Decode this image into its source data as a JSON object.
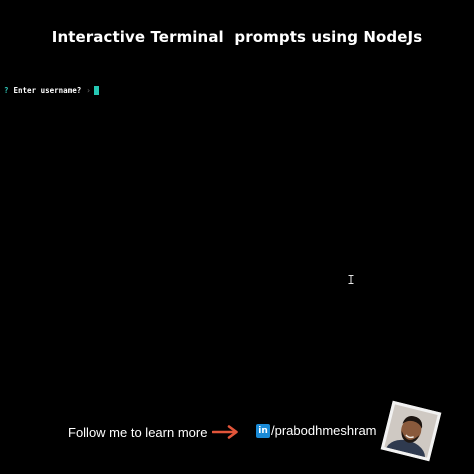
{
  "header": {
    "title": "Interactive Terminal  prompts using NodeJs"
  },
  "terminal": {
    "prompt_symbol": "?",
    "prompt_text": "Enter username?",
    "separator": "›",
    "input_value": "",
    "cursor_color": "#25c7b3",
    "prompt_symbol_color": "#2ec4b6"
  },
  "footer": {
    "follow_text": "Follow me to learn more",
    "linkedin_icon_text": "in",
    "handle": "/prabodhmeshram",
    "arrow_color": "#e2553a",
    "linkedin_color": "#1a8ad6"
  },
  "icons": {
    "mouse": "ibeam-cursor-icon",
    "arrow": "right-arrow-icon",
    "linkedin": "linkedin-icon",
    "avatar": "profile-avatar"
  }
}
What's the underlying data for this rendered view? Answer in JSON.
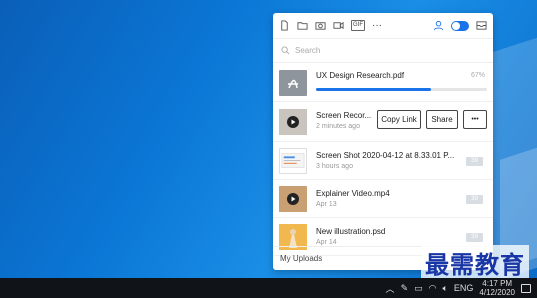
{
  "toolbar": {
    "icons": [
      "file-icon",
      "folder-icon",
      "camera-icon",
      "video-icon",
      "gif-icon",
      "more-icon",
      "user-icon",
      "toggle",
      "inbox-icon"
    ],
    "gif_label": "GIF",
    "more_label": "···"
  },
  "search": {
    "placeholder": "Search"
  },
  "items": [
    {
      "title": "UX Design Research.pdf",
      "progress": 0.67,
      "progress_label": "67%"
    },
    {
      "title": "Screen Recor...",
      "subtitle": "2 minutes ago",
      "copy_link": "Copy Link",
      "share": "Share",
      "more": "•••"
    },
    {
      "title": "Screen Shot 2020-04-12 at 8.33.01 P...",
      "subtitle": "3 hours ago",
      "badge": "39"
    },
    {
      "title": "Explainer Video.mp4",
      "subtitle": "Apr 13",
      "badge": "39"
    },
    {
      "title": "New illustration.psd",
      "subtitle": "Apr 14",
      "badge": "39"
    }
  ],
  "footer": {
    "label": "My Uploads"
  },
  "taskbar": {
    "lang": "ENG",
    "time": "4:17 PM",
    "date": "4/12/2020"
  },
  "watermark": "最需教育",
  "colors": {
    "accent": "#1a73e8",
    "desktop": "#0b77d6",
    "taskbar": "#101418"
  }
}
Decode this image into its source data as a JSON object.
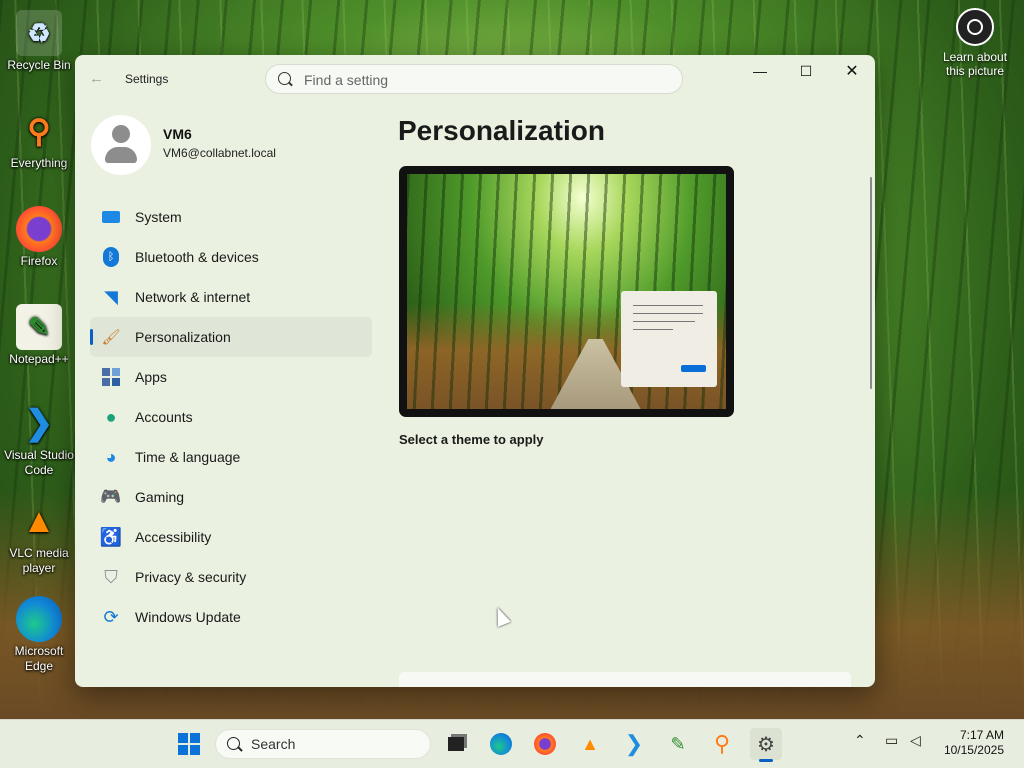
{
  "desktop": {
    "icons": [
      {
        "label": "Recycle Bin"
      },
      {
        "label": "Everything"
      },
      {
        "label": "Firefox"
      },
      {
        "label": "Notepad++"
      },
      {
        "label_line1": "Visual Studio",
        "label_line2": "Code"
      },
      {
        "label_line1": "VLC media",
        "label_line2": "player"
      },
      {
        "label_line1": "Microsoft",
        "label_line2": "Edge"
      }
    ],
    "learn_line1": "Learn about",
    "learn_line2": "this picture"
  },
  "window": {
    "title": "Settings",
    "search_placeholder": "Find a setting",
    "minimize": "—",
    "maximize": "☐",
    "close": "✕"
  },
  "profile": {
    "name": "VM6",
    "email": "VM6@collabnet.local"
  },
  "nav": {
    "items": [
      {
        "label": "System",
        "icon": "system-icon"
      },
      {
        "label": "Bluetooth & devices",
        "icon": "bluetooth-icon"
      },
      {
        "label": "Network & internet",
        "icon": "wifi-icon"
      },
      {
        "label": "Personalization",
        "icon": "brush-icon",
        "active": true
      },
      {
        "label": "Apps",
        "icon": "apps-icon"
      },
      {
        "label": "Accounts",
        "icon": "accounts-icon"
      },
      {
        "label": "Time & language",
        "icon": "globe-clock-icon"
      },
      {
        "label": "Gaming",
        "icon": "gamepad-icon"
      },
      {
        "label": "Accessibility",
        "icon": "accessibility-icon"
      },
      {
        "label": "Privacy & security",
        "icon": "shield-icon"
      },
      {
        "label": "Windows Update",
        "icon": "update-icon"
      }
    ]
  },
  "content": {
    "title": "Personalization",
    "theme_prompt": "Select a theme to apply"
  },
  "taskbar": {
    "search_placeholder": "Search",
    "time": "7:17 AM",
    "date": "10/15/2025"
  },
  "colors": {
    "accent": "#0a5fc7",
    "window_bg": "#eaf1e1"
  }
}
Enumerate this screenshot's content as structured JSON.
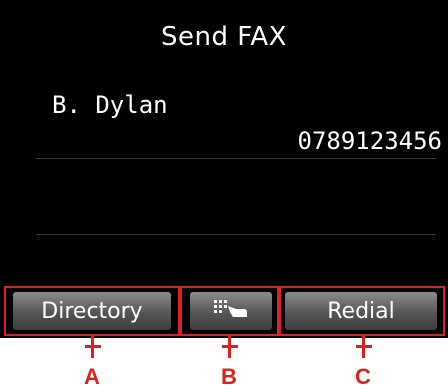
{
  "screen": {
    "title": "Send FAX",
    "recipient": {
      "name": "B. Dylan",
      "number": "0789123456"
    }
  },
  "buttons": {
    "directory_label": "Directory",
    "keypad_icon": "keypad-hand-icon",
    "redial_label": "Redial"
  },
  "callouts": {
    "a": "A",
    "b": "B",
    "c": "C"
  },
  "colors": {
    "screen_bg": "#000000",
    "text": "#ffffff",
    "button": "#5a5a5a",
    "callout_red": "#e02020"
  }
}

....

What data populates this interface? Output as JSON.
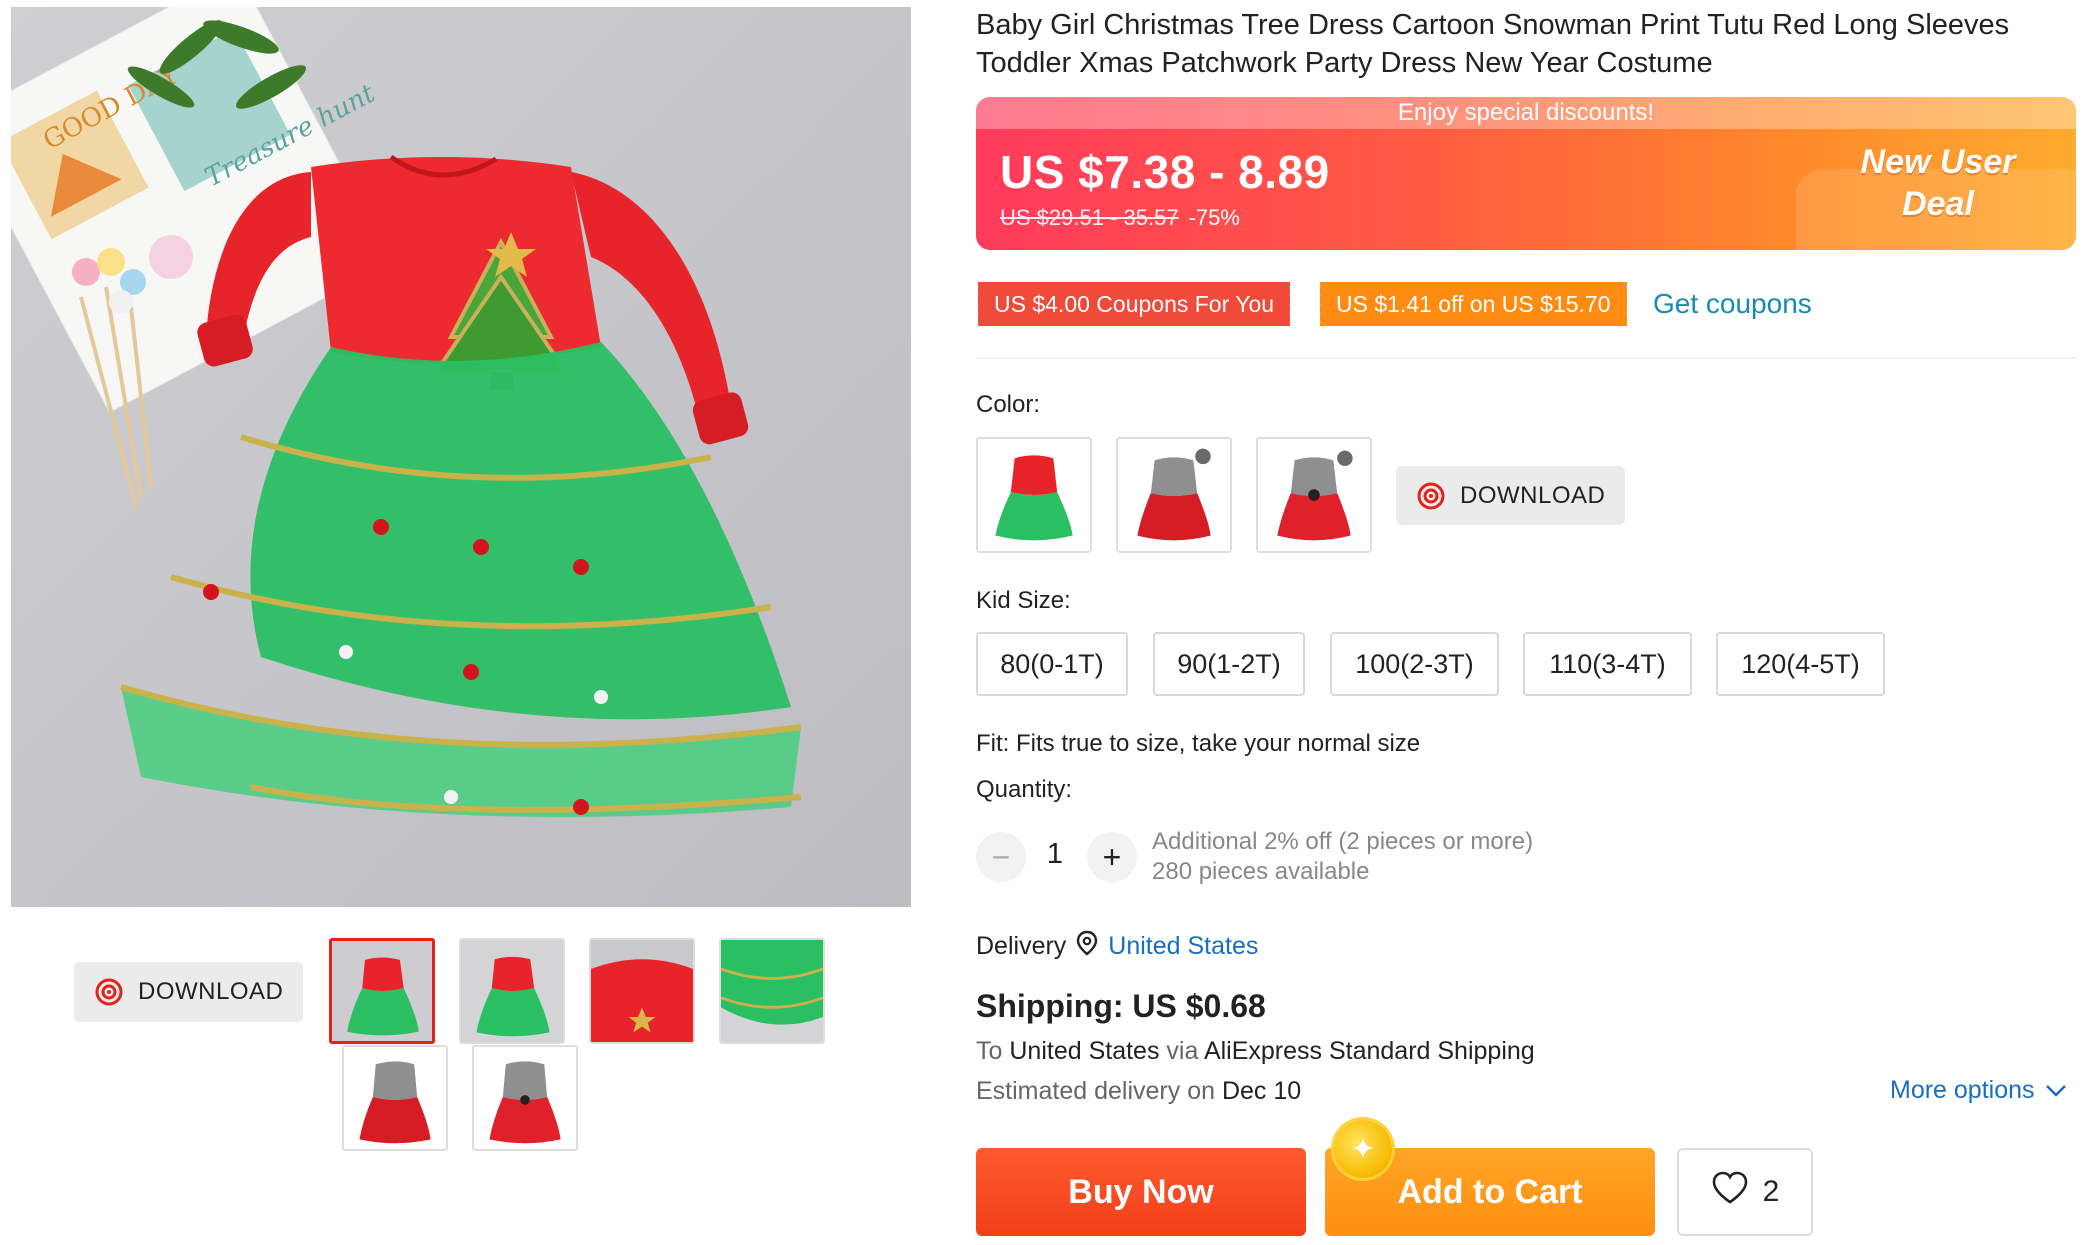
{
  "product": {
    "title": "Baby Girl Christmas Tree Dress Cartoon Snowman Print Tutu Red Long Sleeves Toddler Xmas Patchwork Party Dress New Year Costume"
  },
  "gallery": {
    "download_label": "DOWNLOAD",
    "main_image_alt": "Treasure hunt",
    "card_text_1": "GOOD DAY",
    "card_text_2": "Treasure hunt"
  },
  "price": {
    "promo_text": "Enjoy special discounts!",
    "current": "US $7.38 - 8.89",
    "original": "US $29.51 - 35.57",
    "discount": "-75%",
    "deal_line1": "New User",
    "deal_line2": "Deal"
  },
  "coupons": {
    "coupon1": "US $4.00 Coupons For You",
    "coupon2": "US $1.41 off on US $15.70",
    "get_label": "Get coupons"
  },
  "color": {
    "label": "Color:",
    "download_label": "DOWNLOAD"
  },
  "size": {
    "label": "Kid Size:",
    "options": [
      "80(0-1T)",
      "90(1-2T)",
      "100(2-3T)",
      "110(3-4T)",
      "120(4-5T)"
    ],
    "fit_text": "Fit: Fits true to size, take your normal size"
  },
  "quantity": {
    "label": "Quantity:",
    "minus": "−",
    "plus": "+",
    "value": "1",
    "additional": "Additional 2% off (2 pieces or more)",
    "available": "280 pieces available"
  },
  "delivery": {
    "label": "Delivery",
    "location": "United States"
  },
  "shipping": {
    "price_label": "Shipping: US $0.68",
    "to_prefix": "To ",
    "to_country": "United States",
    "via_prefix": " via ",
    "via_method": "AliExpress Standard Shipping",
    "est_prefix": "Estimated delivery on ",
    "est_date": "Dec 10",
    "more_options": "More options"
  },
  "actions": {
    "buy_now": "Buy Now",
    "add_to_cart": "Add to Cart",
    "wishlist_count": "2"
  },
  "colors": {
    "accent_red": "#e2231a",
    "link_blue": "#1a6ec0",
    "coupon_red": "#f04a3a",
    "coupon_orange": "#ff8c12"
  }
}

....

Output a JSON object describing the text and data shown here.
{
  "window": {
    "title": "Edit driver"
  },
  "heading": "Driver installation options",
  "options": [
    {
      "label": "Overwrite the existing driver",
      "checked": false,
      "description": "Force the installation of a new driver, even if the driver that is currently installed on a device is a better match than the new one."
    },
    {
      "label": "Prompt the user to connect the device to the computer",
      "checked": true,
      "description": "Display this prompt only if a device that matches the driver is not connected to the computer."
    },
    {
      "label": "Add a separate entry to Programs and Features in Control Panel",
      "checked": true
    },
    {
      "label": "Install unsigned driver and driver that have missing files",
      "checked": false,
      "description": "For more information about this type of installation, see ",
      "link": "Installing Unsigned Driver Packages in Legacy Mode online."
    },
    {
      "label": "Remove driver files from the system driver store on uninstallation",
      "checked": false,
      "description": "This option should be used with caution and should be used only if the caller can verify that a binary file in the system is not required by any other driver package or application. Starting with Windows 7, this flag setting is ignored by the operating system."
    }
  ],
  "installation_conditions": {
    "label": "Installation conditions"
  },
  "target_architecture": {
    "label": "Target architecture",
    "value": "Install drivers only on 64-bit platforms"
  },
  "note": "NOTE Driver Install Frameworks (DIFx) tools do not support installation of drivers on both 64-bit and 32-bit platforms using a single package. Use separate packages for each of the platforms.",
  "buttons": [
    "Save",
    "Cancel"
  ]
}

....

— EXERCISE —
Give the number of lines in the material above that have the word "States" in them, and nothing more.

— PROBLEM SOLUTION —
2